(Stored items)
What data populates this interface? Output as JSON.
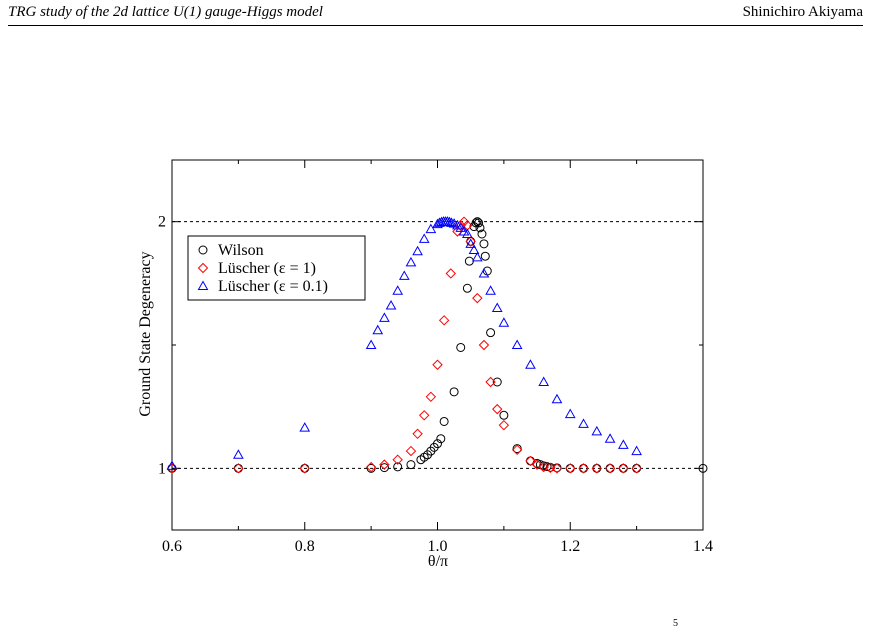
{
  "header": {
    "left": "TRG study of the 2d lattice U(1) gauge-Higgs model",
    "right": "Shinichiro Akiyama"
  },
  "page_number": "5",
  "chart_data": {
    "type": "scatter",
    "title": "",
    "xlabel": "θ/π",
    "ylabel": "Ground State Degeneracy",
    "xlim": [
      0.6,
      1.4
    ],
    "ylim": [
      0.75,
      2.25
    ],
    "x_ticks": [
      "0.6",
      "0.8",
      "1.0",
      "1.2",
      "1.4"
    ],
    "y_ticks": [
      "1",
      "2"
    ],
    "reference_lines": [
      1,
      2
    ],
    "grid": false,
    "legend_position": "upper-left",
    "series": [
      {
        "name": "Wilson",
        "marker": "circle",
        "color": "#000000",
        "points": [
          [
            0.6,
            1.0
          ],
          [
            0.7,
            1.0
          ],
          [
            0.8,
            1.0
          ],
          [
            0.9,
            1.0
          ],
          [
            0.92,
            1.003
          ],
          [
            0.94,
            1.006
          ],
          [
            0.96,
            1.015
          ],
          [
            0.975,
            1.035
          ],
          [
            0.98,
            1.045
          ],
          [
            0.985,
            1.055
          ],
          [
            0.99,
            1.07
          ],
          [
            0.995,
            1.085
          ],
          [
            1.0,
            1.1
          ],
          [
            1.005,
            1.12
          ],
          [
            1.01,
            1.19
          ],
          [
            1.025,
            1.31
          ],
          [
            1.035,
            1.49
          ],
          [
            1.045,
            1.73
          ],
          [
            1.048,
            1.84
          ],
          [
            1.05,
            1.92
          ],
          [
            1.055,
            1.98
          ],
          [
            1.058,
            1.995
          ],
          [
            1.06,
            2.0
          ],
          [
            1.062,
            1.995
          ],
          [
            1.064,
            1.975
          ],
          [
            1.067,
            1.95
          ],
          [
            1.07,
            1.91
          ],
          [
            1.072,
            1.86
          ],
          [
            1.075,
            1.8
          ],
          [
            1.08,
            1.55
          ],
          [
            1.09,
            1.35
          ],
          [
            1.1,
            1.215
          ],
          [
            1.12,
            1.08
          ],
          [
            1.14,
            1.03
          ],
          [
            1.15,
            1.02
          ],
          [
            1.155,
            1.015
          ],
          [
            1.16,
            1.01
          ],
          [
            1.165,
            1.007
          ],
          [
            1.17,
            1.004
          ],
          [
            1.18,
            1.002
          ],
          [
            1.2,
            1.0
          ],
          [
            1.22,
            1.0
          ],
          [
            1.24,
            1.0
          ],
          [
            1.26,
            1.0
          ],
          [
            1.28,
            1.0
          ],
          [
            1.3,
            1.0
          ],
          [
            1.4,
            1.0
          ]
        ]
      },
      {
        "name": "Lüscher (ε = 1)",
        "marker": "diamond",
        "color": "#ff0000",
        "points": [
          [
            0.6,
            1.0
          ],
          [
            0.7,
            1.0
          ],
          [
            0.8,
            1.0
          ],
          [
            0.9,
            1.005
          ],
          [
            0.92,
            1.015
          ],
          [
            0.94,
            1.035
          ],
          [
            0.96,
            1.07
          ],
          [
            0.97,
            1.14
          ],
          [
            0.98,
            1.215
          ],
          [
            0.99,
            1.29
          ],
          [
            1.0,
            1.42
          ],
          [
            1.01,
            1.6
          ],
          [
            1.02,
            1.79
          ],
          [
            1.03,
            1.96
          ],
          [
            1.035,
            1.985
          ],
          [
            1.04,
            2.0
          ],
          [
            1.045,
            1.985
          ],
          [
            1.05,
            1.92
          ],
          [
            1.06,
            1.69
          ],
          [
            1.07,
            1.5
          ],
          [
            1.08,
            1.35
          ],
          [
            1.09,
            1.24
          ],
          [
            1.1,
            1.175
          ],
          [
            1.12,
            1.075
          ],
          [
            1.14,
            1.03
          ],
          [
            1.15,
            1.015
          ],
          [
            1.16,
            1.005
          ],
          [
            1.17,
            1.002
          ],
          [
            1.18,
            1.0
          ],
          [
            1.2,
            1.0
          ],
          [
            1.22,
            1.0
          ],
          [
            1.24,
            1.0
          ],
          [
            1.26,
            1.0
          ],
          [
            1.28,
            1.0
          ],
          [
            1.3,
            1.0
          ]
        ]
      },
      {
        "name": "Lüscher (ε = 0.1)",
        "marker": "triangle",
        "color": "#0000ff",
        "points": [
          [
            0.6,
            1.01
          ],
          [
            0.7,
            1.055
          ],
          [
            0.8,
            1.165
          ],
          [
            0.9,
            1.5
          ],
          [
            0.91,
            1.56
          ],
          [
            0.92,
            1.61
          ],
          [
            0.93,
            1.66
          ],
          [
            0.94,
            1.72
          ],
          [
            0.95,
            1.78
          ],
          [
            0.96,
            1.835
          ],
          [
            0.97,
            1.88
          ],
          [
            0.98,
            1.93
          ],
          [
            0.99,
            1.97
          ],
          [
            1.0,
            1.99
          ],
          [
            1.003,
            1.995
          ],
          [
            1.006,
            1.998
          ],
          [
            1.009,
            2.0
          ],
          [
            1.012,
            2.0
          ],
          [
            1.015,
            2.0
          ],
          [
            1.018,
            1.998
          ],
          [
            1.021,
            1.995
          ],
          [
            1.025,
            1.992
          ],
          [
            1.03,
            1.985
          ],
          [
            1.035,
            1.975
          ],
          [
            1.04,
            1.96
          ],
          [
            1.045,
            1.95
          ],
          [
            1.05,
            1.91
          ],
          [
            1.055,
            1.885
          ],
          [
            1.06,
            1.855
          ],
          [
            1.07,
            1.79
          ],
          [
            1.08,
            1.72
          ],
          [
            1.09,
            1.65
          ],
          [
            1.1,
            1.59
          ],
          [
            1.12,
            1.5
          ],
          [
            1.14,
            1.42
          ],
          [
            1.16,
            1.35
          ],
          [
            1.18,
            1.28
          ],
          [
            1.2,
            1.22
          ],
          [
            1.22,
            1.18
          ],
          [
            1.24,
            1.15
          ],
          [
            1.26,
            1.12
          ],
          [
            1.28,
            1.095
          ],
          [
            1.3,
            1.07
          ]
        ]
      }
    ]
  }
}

TASK TO COMPLETE: Find the string "name" in the records, then copy each line where it occurs.

EXERCISE RESPONSE:
        "name": "Wilson",
        "name": "Lüscher (ε = 1)",
        "name": "Lüscher (ε = 0.1)",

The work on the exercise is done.